§ **Problem to solve**:
Tell how many lines in the data below include the word "name". The answer is the number only.

§ **Records to use**:
========

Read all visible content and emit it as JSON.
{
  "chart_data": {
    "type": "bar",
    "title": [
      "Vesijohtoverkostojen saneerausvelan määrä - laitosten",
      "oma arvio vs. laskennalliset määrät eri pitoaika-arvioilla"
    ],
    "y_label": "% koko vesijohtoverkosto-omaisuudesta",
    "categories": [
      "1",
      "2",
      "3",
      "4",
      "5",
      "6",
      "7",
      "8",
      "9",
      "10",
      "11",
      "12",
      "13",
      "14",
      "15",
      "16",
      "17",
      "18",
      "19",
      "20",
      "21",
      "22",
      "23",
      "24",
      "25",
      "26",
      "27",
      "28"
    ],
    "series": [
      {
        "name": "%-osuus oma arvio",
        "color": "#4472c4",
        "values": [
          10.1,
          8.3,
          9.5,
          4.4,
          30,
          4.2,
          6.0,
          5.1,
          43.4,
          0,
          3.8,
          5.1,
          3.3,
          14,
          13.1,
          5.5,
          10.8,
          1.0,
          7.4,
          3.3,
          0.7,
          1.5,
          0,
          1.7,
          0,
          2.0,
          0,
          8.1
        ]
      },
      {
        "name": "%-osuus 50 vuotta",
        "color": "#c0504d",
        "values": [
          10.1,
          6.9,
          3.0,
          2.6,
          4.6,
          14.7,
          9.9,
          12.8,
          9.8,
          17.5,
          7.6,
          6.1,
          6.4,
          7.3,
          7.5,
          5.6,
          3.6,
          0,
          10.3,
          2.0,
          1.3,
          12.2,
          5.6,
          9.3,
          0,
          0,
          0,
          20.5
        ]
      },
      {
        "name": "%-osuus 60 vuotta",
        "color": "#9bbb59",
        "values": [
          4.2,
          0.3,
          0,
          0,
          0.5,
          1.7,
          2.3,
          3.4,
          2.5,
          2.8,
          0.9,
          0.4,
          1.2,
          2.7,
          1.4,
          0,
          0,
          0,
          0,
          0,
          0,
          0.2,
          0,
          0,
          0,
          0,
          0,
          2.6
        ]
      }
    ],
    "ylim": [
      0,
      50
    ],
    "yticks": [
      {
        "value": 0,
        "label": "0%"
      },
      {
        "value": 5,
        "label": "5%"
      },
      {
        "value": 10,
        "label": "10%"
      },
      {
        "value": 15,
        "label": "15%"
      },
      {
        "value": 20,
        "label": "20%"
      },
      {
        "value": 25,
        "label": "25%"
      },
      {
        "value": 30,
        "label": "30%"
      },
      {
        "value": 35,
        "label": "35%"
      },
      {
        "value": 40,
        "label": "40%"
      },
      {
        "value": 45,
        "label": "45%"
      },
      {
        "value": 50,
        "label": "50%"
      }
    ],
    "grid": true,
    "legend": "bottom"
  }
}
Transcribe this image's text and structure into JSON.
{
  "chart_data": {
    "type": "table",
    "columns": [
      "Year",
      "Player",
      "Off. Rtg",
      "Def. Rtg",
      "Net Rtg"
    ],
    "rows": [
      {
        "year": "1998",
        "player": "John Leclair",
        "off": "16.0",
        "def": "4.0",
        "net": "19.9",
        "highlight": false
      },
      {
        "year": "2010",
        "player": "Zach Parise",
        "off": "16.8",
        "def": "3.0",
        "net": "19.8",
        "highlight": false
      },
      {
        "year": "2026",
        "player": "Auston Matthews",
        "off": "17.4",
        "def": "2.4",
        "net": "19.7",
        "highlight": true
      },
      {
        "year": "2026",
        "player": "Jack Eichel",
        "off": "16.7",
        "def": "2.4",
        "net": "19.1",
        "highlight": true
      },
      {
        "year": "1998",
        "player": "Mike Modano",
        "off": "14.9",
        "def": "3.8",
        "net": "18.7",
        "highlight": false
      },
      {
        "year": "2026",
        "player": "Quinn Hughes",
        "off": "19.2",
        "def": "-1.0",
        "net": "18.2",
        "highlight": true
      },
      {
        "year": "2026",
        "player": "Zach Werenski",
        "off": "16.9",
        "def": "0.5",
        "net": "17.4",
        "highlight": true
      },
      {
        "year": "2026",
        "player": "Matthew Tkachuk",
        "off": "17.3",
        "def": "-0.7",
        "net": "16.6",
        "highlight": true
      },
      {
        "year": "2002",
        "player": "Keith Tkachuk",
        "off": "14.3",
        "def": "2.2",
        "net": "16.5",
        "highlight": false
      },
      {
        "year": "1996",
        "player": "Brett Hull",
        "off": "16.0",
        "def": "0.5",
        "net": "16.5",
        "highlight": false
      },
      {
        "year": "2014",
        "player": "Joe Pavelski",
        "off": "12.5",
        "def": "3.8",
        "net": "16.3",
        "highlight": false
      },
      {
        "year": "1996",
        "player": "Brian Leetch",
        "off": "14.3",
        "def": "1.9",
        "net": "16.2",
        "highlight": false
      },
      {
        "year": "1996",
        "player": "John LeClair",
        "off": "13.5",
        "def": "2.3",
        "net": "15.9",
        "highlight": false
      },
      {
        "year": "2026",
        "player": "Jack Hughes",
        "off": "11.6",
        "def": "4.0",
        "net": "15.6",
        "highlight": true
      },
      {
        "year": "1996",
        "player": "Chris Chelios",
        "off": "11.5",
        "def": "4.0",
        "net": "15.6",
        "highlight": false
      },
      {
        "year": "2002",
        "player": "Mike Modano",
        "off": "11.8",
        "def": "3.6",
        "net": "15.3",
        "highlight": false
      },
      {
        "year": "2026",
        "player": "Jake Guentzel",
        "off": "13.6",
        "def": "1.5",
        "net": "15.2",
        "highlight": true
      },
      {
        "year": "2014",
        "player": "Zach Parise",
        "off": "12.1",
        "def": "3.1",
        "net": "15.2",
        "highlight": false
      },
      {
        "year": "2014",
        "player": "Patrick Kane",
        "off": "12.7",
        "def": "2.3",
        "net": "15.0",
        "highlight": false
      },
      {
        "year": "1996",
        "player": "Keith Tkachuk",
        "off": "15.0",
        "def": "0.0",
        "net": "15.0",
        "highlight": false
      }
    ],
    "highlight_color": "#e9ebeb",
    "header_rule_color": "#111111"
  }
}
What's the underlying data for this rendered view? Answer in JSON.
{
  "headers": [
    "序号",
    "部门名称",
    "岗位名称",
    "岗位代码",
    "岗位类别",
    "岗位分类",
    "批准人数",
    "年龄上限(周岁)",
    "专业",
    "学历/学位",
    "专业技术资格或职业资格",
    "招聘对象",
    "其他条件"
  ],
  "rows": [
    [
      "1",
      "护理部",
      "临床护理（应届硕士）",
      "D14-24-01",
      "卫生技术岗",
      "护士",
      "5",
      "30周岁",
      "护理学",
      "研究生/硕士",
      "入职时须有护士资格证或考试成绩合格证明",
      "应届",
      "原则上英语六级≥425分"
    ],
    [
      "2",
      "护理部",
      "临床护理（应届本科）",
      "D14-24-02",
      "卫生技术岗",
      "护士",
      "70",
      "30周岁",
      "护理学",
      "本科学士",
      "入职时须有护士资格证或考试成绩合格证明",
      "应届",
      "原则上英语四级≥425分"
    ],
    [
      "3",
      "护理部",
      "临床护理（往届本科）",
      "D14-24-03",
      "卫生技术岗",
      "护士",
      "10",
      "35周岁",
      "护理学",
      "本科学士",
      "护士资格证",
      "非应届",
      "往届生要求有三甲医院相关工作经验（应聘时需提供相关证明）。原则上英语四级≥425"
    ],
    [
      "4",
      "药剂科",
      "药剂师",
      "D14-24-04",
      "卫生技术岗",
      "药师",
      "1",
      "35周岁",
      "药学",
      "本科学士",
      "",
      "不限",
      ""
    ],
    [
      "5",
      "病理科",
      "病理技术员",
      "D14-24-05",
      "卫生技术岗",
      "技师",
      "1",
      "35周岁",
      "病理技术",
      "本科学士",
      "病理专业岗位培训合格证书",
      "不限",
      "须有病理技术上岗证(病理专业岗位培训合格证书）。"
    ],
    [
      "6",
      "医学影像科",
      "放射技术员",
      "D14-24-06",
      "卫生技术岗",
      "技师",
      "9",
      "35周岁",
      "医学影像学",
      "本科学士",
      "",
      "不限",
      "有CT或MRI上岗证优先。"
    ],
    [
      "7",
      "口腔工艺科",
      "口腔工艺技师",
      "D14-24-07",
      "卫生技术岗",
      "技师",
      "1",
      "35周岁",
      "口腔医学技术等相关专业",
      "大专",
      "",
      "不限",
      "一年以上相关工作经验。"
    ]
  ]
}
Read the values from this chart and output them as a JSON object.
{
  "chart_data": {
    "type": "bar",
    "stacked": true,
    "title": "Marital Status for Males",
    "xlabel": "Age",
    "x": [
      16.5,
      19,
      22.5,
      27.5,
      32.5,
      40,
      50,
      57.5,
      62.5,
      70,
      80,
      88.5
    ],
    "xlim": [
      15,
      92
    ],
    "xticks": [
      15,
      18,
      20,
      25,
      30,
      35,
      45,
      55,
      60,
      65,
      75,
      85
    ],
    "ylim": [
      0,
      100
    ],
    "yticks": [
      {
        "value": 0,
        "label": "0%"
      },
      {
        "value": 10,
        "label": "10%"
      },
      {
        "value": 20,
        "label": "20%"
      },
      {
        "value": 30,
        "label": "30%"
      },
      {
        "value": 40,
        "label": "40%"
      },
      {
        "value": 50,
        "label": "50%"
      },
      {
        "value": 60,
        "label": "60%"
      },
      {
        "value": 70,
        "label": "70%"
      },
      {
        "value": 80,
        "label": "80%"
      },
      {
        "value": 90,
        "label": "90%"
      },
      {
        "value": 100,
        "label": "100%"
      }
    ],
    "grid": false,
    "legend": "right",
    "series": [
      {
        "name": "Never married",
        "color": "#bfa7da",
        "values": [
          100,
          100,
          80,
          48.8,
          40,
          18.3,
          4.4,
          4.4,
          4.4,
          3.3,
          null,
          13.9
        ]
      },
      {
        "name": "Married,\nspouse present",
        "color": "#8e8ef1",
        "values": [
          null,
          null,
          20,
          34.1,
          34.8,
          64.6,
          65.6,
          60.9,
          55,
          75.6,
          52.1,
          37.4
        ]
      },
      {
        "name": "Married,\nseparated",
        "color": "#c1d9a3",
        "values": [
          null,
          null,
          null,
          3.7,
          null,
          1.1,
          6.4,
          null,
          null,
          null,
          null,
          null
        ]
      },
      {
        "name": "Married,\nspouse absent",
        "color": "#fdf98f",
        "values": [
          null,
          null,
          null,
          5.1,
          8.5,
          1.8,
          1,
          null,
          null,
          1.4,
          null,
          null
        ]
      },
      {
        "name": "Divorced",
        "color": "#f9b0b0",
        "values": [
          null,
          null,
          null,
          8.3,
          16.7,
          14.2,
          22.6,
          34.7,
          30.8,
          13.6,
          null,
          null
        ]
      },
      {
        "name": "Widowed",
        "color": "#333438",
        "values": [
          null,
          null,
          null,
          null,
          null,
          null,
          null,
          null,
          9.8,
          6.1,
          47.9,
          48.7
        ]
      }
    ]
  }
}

========

§ **Solution for this task**:
9